▶ [Stated exercise] Records follow. Copy every line with "SDTVAR".

Records from a data source:
────────────────

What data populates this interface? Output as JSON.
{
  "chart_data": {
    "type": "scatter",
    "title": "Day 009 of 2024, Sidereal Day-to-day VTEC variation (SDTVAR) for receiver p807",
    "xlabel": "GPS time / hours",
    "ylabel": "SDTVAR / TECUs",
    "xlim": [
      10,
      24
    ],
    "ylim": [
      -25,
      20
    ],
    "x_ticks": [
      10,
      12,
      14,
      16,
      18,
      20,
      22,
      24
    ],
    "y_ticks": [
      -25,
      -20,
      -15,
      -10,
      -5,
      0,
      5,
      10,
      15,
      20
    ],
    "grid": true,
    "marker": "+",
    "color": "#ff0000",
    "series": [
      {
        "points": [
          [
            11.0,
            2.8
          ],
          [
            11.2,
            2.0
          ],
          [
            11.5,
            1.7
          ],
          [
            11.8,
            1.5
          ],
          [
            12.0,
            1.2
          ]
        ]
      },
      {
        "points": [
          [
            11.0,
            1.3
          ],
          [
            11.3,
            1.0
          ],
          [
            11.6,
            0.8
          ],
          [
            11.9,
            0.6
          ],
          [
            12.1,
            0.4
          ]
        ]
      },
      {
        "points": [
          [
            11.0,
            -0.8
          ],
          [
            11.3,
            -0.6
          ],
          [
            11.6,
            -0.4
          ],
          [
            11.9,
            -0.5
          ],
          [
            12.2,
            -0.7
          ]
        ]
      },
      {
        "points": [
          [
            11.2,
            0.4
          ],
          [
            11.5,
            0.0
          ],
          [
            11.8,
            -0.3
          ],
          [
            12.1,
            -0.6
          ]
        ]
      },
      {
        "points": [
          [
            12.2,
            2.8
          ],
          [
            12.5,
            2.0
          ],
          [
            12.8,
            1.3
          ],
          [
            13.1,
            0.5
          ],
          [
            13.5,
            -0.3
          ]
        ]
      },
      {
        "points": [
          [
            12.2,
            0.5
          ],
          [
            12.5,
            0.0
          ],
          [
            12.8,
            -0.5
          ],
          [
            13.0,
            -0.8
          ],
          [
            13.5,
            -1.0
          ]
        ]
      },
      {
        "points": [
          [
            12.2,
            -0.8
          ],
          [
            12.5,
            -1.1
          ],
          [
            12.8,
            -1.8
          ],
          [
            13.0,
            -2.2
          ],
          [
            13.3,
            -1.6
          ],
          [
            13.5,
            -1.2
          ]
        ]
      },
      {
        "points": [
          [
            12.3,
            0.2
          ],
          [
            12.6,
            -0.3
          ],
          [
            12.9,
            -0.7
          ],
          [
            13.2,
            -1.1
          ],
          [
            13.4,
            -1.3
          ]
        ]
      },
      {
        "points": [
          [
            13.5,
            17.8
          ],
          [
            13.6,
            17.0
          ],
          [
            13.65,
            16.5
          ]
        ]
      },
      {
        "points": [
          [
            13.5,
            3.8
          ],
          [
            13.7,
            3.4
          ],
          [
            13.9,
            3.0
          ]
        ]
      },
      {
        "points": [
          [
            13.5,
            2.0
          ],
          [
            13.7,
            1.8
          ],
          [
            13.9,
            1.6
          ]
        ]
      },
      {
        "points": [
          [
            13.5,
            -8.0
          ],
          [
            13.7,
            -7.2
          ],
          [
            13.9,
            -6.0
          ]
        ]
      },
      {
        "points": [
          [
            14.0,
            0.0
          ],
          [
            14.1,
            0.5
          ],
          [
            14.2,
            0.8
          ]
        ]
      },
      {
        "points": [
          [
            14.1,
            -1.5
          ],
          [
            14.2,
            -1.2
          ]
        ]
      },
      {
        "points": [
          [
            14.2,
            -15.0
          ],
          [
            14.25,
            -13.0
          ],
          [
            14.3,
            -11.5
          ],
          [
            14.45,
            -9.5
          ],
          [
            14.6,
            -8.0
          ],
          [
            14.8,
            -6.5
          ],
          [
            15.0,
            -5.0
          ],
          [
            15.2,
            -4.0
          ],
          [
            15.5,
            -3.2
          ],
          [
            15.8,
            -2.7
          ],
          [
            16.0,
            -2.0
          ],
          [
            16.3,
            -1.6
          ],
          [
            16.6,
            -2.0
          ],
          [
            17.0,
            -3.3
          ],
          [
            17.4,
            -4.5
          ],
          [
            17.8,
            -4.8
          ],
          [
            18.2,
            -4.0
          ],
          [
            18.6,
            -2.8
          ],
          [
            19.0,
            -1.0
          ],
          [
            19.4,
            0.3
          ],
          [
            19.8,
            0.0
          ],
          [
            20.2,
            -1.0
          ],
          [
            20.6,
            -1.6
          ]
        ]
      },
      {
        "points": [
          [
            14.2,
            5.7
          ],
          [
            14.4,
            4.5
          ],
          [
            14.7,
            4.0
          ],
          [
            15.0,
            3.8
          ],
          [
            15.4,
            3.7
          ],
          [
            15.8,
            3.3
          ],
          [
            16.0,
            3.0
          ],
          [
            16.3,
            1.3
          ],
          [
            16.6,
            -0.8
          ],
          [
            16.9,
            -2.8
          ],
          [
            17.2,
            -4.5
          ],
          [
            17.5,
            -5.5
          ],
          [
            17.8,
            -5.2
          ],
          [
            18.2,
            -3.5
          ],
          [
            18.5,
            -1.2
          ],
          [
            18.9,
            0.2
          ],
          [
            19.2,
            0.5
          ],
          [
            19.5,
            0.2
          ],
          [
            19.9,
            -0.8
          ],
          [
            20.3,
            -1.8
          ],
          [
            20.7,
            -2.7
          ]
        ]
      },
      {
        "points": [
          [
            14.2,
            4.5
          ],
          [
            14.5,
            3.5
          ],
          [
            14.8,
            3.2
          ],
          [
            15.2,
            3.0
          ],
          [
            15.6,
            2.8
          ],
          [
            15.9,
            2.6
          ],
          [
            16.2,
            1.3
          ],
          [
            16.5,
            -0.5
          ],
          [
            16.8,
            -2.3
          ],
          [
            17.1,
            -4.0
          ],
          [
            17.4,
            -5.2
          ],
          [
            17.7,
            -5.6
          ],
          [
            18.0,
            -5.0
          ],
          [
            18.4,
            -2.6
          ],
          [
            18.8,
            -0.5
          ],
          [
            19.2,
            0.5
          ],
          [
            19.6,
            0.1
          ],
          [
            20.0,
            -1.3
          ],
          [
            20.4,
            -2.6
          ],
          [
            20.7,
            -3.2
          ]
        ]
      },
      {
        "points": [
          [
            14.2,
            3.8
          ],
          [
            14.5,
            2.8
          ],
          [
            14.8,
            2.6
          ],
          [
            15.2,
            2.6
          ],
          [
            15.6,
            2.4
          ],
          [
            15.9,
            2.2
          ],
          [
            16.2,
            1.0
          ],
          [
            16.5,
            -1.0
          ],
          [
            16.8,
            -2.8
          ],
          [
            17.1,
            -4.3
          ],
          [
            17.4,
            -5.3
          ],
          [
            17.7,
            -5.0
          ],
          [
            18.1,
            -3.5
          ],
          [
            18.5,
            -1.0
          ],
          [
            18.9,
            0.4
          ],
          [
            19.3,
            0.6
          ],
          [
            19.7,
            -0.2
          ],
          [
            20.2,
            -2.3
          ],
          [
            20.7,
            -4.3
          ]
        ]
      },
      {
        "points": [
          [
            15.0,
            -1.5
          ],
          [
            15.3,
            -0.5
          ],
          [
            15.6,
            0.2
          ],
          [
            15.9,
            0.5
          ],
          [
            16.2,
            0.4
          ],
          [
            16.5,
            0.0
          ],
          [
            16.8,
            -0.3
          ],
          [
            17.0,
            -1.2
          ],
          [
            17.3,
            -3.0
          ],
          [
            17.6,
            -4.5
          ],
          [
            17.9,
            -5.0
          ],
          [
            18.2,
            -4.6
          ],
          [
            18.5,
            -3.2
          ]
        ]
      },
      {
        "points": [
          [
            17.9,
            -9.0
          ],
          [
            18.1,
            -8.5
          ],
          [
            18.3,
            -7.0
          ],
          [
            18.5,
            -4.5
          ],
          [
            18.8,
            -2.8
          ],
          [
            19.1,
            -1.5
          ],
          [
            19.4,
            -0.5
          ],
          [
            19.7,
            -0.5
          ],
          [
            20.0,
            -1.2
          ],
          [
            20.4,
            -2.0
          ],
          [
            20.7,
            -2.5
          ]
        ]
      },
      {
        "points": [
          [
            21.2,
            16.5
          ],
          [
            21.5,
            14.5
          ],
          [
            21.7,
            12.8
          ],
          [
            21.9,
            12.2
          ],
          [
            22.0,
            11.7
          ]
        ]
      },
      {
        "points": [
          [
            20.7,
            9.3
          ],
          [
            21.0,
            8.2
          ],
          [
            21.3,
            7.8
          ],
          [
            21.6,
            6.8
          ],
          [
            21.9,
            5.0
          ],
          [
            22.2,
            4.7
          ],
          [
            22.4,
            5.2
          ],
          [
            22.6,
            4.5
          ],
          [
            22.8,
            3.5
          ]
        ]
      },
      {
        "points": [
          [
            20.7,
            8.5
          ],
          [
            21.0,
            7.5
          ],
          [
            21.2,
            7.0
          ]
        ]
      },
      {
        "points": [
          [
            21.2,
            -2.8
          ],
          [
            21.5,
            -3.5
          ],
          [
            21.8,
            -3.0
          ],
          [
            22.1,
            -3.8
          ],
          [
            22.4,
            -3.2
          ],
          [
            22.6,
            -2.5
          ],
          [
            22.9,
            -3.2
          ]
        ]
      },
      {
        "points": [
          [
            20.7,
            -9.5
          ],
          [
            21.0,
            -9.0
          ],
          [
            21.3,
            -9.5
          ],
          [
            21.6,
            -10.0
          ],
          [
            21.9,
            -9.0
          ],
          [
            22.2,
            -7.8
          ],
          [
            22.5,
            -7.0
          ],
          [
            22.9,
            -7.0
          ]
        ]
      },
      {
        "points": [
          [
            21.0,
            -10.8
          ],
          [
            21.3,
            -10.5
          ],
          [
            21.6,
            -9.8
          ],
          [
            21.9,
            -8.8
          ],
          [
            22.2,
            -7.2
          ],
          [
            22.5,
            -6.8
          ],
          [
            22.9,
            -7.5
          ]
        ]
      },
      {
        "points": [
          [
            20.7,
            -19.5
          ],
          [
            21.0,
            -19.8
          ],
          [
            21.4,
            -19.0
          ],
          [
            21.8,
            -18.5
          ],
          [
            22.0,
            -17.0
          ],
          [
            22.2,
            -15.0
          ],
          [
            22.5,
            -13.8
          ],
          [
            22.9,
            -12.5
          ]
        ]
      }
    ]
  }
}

────────────────

▶ [Output for this task]
    "title": "Day 009 of 2024, Sidereal Day-to-day VTEC variation (SDTVAR) for receiver p807",
    "ylabel": "SDTVAR / TECUs",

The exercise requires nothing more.